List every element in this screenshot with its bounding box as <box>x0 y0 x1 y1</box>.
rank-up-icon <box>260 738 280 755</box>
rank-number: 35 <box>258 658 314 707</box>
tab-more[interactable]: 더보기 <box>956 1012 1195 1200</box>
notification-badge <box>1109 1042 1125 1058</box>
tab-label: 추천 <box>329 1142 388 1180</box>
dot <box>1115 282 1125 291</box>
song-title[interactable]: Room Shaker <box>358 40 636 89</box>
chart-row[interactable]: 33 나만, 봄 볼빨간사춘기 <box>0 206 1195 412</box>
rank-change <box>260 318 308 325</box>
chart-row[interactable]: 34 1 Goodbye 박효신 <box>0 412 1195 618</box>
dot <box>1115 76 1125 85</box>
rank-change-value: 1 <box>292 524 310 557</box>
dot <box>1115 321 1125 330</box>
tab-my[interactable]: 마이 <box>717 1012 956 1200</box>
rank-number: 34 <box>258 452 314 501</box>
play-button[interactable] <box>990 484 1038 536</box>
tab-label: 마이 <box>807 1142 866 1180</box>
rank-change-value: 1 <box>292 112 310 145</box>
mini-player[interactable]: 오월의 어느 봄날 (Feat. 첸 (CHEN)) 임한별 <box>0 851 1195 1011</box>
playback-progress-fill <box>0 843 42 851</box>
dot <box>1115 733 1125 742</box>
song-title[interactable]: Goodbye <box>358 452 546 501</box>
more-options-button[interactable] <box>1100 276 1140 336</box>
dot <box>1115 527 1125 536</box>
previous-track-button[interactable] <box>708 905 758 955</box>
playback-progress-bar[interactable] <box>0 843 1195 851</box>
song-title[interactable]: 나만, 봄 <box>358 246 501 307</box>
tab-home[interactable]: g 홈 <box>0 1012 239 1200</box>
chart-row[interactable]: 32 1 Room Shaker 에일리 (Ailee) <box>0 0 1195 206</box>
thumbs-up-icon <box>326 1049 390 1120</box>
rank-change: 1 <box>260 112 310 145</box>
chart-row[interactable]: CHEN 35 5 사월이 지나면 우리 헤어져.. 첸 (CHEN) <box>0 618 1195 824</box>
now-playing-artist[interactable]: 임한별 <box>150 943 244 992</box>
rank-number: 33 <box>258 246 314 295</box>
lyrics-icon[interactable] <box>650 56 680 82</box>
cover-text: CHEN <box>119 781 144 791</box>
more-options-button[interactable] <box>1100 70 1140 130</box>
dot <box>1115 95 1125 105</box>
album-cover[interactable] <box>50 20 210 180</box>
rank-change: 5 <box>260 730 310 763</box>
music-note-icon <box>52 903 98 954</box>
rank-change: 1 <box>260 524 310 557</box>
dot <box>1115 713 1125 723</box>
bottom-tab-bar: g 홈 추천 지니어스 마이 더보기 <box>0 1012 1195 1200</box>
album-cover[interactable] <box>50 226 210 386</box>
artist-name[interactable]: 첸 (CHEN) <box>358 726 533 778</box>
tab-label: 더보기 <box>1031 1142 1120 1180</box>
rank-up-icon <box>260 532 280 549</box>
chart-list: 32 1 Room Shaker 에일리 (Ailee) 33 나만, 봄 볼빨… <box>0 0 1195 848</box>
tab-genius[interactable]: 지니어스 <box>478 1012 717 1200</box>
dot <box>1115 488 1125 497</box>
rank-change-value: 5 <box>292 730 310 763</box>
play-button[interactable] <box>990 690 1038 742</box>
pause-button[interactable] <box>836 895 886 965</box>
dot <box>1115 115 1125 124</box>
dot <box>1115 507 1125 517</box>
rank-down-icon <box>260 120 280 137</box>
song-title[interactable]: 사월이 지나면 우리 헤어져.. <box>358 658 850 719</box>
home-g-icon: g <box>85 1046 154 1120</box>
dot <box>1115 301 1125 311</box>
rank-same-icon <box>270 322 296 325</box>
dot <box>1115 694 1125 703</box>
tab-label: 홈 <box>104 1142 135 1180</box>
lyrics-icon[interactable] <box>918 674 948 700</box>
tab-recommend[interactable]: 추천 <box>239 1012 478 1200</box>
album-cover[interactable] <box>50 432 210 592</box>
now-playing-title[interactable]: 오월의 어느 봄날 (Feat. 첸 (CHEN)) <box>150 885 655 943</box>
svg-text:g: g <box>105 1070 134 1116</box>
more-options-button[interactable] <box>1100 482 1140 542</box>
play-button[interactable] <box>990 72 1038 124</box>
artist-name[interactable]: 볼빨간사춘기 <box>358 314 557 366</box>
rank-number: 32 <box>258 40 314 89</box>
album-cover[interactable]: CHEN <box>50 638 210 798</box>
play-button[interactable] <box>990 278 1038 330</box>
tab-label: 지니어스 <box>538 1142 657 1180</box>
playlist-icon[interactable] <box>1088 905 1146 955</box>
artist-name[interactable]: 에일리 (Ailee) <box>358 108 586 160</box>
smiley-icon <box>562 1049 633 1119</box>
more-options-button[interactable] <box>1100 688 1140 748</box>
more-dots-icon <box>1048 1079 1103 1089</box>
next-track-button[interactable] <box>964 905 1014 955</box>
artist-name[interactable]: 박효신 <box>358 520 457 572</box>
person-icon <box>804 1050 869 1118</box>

Goal of the exercise: Copy the data verbatim, starting at its first line and ending with the line that contains "tab-more[interactable]: 더보기 <box>956", both included.

Full solution:
List every element in this screenshot with its bounding box as <box>x0 y0 x1 y1</box>.
rank-up-icon <box>260 738 280 755</box>
rank-number: 35 <box>258 658 314 707</box>
tab-more[interactable]: 더보기 <box>956 1012 1195 1200</box>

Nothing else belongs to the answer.